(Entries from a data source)
--- --- ---

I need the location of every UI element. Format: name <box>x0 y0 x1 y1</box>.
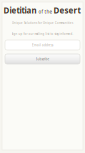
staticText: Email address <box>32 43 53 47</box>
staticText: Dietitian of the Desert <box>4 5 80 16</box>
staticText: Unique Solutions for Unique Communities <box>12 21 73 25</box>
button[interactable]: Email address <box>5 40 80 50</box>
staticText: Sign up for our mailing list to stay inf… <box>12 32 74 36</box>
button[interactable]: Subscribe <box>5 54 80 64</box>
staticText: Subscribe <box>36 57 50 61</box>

--- --- ---

▶ _What the exercise asks_: Arrange every line of the entries above as a Markdown table with the columns "No." and "Text", numbering rows in order and skipping blank lines. Leave out the pictures.

▶ _Written solution_:
| No. | Text |
|---|---|
| 1 | I need the location of every UI element. Format: name <box>x0 y0 x1 y1</box>. |
| 2 | staticText: Email address <box>32 43 53 47</box> |
| 3 | staticText: Dietitian of the Desert <box>4 5 80 16</box> |
| 4 | staticText: Unique Solutions for Unique Communities <box>12 21 73 25</box> |
| 5 | button[interactable]: Email address <box>5 40 80 50</box> |
| 6 | staticText: Sign up for our mailing list to stay inf… <box>12 32 74 36</box> |
| 7 | button[interactable]: Subscribe <box>5 54 80 64</box> |
| 8 | staticText: Subscribe <box>36 57 50 61</box> |